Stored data
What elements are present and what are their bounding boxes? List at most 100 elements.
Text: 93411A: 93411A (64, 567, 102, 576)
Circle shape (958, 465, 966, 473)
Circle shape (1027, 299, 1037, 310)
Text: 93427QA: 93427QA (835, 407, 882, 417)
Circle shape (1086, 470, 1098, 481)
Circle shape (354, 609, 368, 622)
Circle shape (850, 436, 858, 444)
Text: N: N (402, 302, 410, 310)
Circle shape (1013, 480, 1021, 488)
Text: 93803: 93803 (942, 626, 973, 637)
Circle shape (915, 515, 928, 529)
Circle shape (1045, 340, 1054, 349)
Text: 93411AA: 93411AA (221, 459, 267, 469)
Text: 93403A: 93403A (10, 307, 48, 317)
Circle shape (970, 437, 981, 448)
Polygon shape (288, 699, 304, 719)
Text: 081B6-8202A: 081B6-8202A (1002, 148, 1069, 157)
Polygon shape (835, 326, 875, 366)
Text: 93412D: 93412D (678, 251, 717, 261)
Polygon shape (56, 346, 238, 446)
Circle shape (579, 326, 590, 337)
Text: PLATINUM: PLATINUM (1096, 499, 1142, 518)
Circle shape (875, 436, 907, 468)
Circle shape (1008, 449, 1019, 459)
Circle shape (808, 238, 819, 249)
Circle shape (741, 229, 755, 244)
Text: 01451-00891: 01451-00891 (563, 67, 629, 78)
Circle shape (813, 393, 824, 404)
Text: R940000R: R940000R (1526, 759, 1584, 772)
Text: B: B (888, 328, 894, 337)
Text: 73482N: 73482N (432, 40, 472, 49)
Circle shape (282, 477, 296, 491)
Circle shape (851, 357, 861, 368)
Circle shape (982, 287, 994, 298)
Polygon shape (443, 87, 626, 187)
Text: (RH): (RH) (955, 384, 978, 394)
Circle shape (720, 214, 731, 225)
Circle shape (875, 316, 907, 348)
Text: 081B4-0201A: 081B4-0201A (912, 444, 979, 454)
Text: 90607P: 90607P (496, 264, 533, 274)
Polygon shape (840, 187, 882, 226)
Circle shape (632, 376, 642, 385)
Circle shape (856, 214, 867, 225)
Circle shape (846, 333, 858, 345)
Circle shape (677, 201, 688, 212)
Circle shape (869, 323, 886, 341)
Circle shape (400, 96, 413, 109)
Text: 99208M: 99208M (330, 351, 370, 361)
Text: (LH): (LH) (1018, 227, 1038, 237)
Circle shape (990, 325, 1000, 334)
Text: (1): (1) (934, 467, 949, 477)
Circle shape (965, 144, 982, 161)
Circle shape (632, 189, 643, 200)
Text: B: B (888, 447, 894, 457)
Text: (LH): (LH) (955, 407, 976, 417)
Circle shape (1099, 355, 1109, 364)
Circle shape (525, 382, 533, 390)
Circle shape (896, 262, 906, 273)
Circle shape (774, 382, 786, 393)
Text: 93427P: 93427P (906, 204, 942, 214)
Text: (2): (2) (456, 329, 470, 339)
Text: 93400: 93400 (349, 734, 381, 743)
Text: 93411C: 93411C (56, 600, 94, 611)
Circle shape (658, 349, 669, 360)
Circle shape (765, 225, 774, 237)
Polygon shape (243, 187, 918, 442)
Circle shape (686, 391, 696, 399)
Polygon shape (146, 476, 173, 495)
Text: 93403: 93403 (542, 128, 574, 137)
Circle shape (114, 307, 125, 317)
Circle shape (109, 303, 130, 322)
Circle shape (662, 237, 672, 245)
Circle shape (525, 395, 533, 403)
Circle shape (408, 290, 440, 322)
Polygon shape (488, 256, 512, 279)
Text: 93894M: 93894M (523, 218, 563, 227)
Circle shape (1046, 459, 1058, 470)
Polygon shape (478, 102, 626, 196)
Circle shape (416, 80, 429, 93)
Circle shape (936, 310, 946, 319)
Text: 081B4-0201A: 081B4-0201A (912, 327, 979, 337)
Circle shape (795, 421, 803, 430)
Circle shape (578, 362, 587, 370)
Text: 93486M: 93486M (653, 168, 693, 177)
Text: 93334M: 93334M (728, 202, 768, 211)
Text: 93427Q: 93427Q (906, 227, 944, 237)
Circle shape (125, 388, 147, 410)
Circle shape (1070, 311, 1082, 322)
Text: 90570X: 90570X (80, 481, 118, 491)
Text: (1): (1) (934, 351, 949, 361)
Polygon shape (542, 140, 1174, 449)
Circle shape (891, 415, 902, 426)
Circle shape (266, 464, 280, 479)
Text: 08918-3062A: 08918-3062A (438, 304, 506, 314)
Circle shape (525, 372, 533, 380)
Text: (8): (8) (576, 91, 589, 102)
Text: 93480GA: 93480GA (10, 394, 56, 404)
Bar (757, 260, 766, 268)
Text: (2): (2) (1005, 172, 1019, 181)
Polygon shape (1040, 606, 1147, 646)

### TASK PROMPT
Put the lines from the start of the records through the line containing "Circle shape (632, 376, 642, 385)" into a JSON list of strings, one string per line, leaving out blank lines.

### OUTPUT FOR THIS EXERCISE
[
  "What elements are present and what are their bounding boxes? List at most 100 elements.",
  "Text: 93411A: 93411A (64, 567, 102, 576)",
  "Circle shape (958, 465, 966, 473)",
  "Circle shape (1027, 299, 1037, 310)",
  "Text: 93427QA: 93427QA (835, 407, 882, 417)",
  "Circle shape (1086, 470, 1098, 481)",
  "Circle shape (354, 609, 368, 622)",
  "Circle shape (850, 436, 858, 444)",
  "Text: N: N (402, 302, 410, 310)",
  "Circle shape (1013, 480, 1021, 488)",
  "Text: 93803: 93803 (942, 626, 973, 637)",
  "Circle shape (915, 515, 928, 529)",
  "Circle shape (1045, 340, 1054, 349)",
  "Text: 93411AA: 93411AA (221, 459, 267, 469)",
  "Text: 93403A: 93403A (10, 307, 48, 317)",
  "Circle shape (970, 437, 981, 448)",
  "Polygon shape (288, 699, 304, 719)",
  "Text: 081B6-8202A: 081B6-8202A (1002, 148, 1069, 157)",
  "Polygon shape (835, 326, 875, 366)",
  "Text: 93412D: 93412D (678, 251, 717, 261)",
  "Polygon shape (56, 346, 238, 446)",
  "Circle shape (579, 326, 590, 337)",
  "Text: PLATINUM: PLATINUM (1096, 499, 1142, 518)",
  "Circle shape (875, 436, 907, 468)",
  "Circle shape (1008, 449, 1019, 459)",
  "Circle shape (808, 238, 819, 249)",
  "Circle shape (741, 229, 755, 244)",
  "Text: 01451-00891: 01451-00891 (563, 67, 629, 78)",
  "Circle shape (813, 393, 824, 404)",
  "Text: R940000R: R940000R (1526, 759, 1584, 772)",
  "Text: B: B (888, 328, 894, 337)",
  "Text: 73482N: 73482N (432, 40, 472, 49)",
  "Circle shape (282, 477, 296, 491)",
  "Circle shape (851, 357, 861, 368)",
  "Circle shape (982, 287, 994, 298)",
  "Polygon shape (443, 87, 626, 187)",
  "Text: (RH): (RH) (955, 384, 978, 394)",
  "Circle shape (720, 214, 731, 225)",
  "Circle shape (875, 316, 907, 348)",
  "Text: 081B4-0201A: 081B4-0201A (912, 444, 979, 454)",
  "Text: 90607P: 90607P (496, 264, 533, 274)",
  "Polygon shape (840, 187, 882, 226)",
  "Circle shape (632, 376, 642, 385)"
]